* Problem details *
Check each line of the records below and collect those holding "JSON".

- Opening Delimiter -

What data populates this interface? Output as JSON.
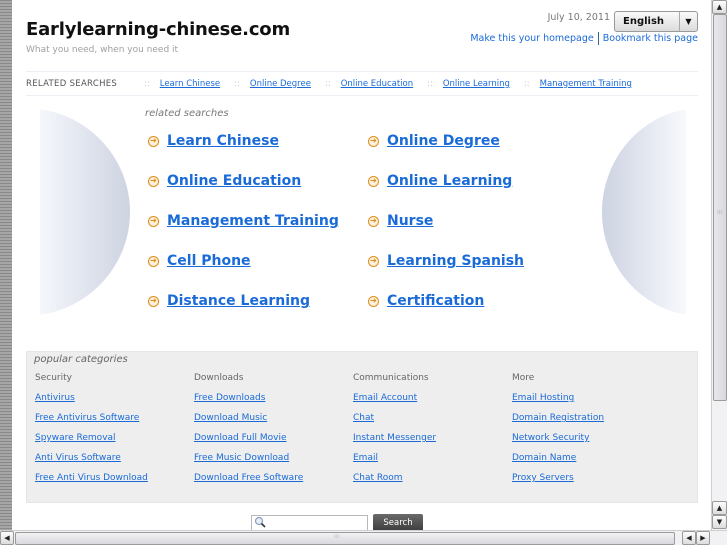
{
  "header": {
    "site_title": "Earlylearning-chinese.com",
    "tagline": "What you need, when you need it",
    "date": "July 10, 2011",
    "language": "English",
    "make_homepage": "Make this your homepage",
    "bookmark": "Bookmark this page"
  },
  "related_bar": {
    "title": "RELATED SEARCHES",
    "separator": "::",
    "links": [
      "Learn Chinese",
      "Online Degree",
      "Online Education",
      "Online Learning",
      "Management Training"
    ]
  },
  "related_searches": {
    "heading": "related searches",
    "items": [
      "Learn Chinese",
      "Online Degree",
      "Online Education",
      "Online Learning",
      "Management Training",
      "Nurse",
      "Cell Phone",
      "Learning Spanish",
      "Distance Learning",
      "Certification"
    ]
  },
  "popular": {
    "heading": "popular categories",
    "columns": [
      {
        "title": "Security",
        "links": [
          "Antivirus",
          "Free Antivirus Software",
          "Spyware Removal",
          "Anti Virus Software",
          "Free Anti Virus Download"
        ]
      },
      {
        "title": "Downloads",
        "links": [
          "Free Downloads",
          "Download Music",
          "Download Full Movie",
          "Free Music Download",
          "Download Free Software"
        ]
      },
      {
        "title": "Communications",
        "links": [
          "Email Account",
          "Chat",
          "Instant Messenger",
          "Email",
          "Chat Room"
        ]
      },
      {
        "title": "More",
        "links": [
          "Email Hosting",
          "Domain Registration",
          "Network Security",
          "Domain Name",
          "Proxy Servers"
        ]
      }
    ]
  },
  "search": {
    "placeholder": "",
    "button_label": "Search"
  },
  "colors": {
    "link": "#1a6bd8",
    "arrow_icon": "#e08b1a",
    "popular_bg": "#eeeeee"
  }
}
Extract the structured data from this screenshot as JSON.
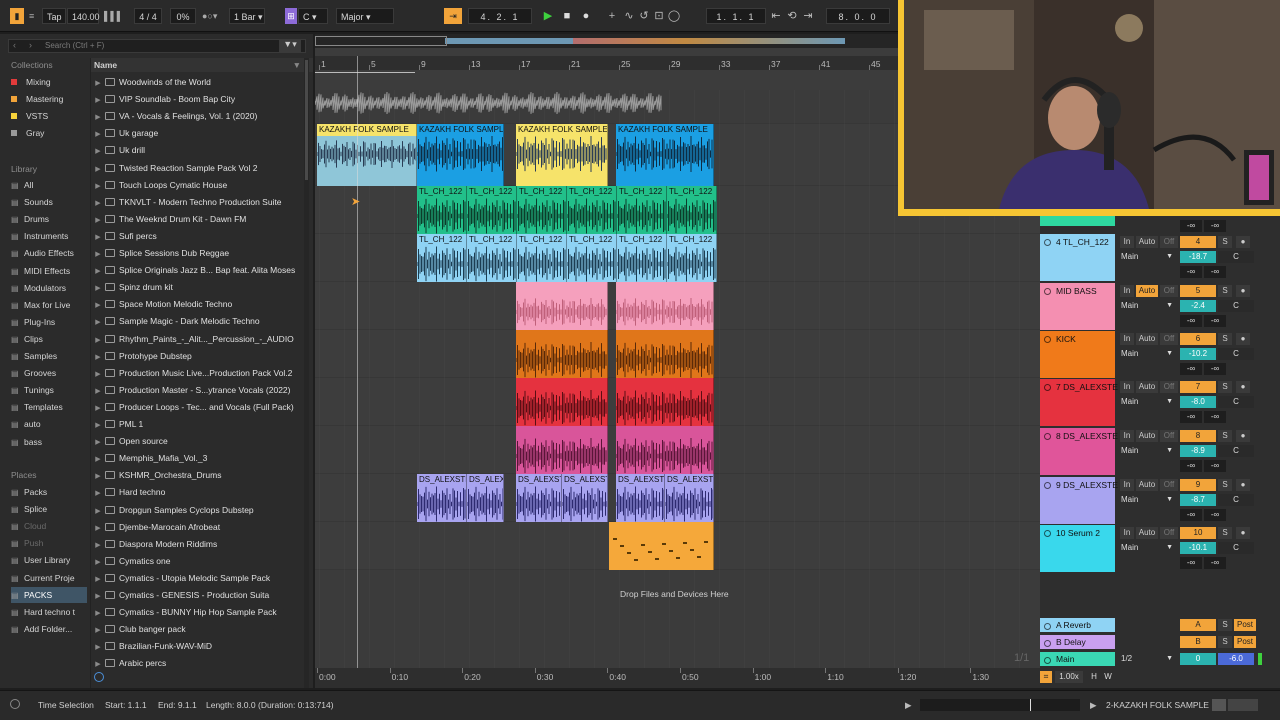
{
  "transport": {
    "tap_label": "Tap",
    "tempo": "140.00",
    "meter": "4 / 4",
    "groove": "0%",
    "quantize": "1 Bar",
    "key": "C",
    "scale": "Major",
    "arrangement_position": "4.  2.  1",
    "loop_start": "1.  1.  1",
    "loop_length": "8.  0.  0"
  },
  "browser": {
    "search_placeholder": "Search (Ctrl + F)",
    "collections_header": "Collections",
    "collections": [
      {
        "label": "Mixing",
        "color": "#e23b3b"
      },
      {
        "label": "Mastering",
        "color": "#f2a43a"
      },
      {
        "label": "VSTS",
        "color": "#f6d23a"
      },
      {
        "label": "Gray",
        "color": "#9a9a9a"
      }
    ],
    "library_header": "Library",
    "library": [
      {
        "label": "All",
        "icon": "all-icon"
      },
      {
        "label": "Sounds",
        "icon": "sounds-icon"
      },
      {
        "label": "Drums",
        "icon": "drums-icon"
      },
      {
        "label": "Instruments",
        "icon": "instruments-icon"
      },
      {
        "label": "Audio Effects",
        "icon": "audio-effects-icon"
      },
      {
        "label": "MIDI Effects",
        "icon": "midi-effects-icon"
      },
      {
        "label": "Modulators",
        "icon": "modulators-icon"
      },
      {
        "label": "Max for Live",
        "icon": "max-icon"
      },
      {
        "label": "Plug-Ins",
        "icon": "plugins-icon"
      },
      {
        "label": "Clips",
        "icon": "clips-icon"
      },
      {
        "label": "Samples",
        "icon": "samples-icon"
      },
      {
        "label": "Grooves",
        "icon": "grooves-icon"
      },
      {
        "label": "Tunings",
        "icon": "tunings-icon"
      },
      {
        "label": "Templates",
        "icon": "templates-icon"
      },
      {
        "label": "auto",
        "icon": "folder-icon"
      },
      {
        "label": "bass",
        "icon": "folder-icon"
      }
    ],
    "places_header": "Places",
    "places": [
      {
        "label": "Packs",
        "icon": "packs-icon"
      },
      {
        "label": "Splice",
        "icon": "splice-icon"
      },
      {
        "label": "Cloud",
        "icon": "cloud-icon"
      },
      {
        "label": "Push",
        "icon": "push-icon"
      },
      {
        "label": "User Library",
        "icon": "user-library-icon"
      },
      {
        "label": "Current Proje",
        "icon": "current-project-icon"
      },
      {
        "label": "PACKS",
        "icon": "folder-icon"
      },
      {
        "label": "Hard techno t",
        "icon": "folder-icon"
      },
      {
        "label": "Add Folder...",
        "icon": "add-folder-icon"
      }
    ],
    "name_header": "Name",
    "files": [
      "Woodwinds of the World",
      "VIP Soundlab - Boom Bap City",
      "VA - Vocals & Feelings, Vol. 1 (2020)",
      "Uk garage",
      "Uk drill",
      "Twisted Reaction Sample Pack Vol 2",
      "Touch Loops Cymatic House",
      "TKNVLT - Modern Techno Production Suite",
      "The Weeknd Drum Kit - Dawn FM",
      "Sufi percs",
      "Splice Sessions Dub Reggae",
      "Splice Originals Jazz B... Bap feat. Alita Moses",
      "Spinz drum kit",
      "Space Motion Melodic Techno",
      "Sample Magic - Dark Melodic Techno",
      "Rhythm_Paints_-_Alit..._Percussion_-_AUDIO",
      "Protohype Dubstep",
      "Production Music Live...Production Pack Vol.2",
      "Production Master - S...ytrance Vocals (2022)",
      "Producer Loops - Tec... and Vocals (Full Pack)",
      "PML 1",
      "Open source",
      "Memphis_Mafia_Vol._3",
      "KSHMR_Orchestra_Drums",
      "Hard techno",
      "Dropgun Samples Cyclops Dubstep",
      "Djembe-Marocain Afrobeat",
      "Diaspora Modern Riddims",
      "Cymatics one",
      "Cymatics - Utopia Melodic Sample Pack",
      "Cymatics - GENESIS - Production Suita",
      "Cymatics - BUNNY Hip Hop Sample Pack",
      "Club banger pack",
      "Brazilian-Funk-WAV-MiD",
      "Arabic percs"
    ]
  },
  "arrangement": {
    "bar_numbers": [
      "1",
      "5",
      "9",
      "13",
      "17",
      "21",
      "25",
      "29",
      "33",
      "37",
      "41",
      "45"
    ],
    "time_labels": [
      "0:00",
      "0:10",
      "0:20",
      "0:30",
      "0:40",
      "0:50",
      "1:00",
      "1:10",
      "1:20",
      "1:30"
    ],
    "drop_zone": "Drop Files and Devices Here",
    "clip_name_kazakh": "KAZAKH FOLK SAMPLE",
    "clip_name_tl": "TL_CH_122",
    "clip_name_ds": "DS_ALEXSTE",
    "clip_name_ds_short": "DS_ALEX"
  },
  "mixer": {
    "tracks": [
      {
        "name": "4 TL_CH_122",
        "color": "#8fd3f4",
        "arm": "In",
        "auto": "Auto",
        "monitor": "Off",
        "num": "4",
        "vol": "-18.7",
        "pan": "C",
        "route": "Main",
        "auto_on": false
      },
      {
        "name": "MID BASS",
        "color": "#f48fb1",
        "arm": "In",
        "auto": "Auto",
        "monitor": "Off",
        "num": "5",
        "vol": "-2.4",
        "pan": "C",
        "route": "Main",
        "auto_on": true
      },
      {
        "name": "KICK",
        "color": "#f07a1a",
        "arm": "In",
        "auto": "Auto",
        "monitor": "Off",
        "num": "6",
        "vol": "-10.2",
        "pan": "C",
        "route": "Main",
        "auto_on": false
      },
      {
        "name": "7 DS_ALEXSTE",
        "color": "#e5323f",
        "arm": "In",
        "auto": "Auto",
        "monitor": "Off",
        "num": "7",
        "vol": "-8.0",
        "pan": "C",
        "route": "Main",
        "auto_on": false
      },
      {
        "name": "8 DS_ALEXSTE",
        "color": "#e0559a",
        "arm": "In",
        "auto": "Auto",
        "monitor": "Off",
        "num": "8",
        "vol": "-8.9",
        "pan": "C",
        "route": "Main",
        "auto_on": false
      },
      {
        "name": "9 DS_ALEXSTE",
        "color": "#a8a4f0",
        "arm": "In",
        "auto": "Auto",
        "monitor": "Off",
        "num": "9",
        "vol": "-8.7",
        "pan": "C",
        "route": "Main",
        "auto_on": false
      },
      {
        "name": "10 Serum 2",
        "color": "#39d8ec",
        "arm": "In",
        "auto": "Auto",
        "monitor": "Off",
        "num": "10",
        "vol": "-10.1",
        "pan": "C",
        "route": "Main",
        "auto_on": false
      }
    ],
    "send_inf": "-∞",
    "returns": [
      {
        "name": "A Reverb",
        "color": "#8fd3f4",
        "letter": "A",
        "solo": "S",
        "post": "Post"
      },
      {
        "name": "B Delay",
        "color": "#c9a0f0",
        "letter": "B",
        "solo": "S",
        "post": "Post"
      }
    ],
    "main": {
      "name": "Main",
      "color": "#3ad8b4",
      "route": "1/2",
      "num": "0",
      "vol": "-6.0"
    },
    "page_indicator": "1/1",
    "zoom": "1.00x",
    "h_label": "H",
    "w_label": "W"
  },
  "status": {
    "selection_title": "Time Selection",
    "start": "Start: 1.1.1",
    "end": "End: 9.1.1",
    "length": "Length: 8.0.0 (Duration: 0:13:714)",
    "clip_name": "2-KAZAKH FOLK SAMPLE"
  }
}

- Closing Delimiter -

* Completed task *
What data populates this interface? Output as JSON.
Extract the structured data from this screenshot as JSON.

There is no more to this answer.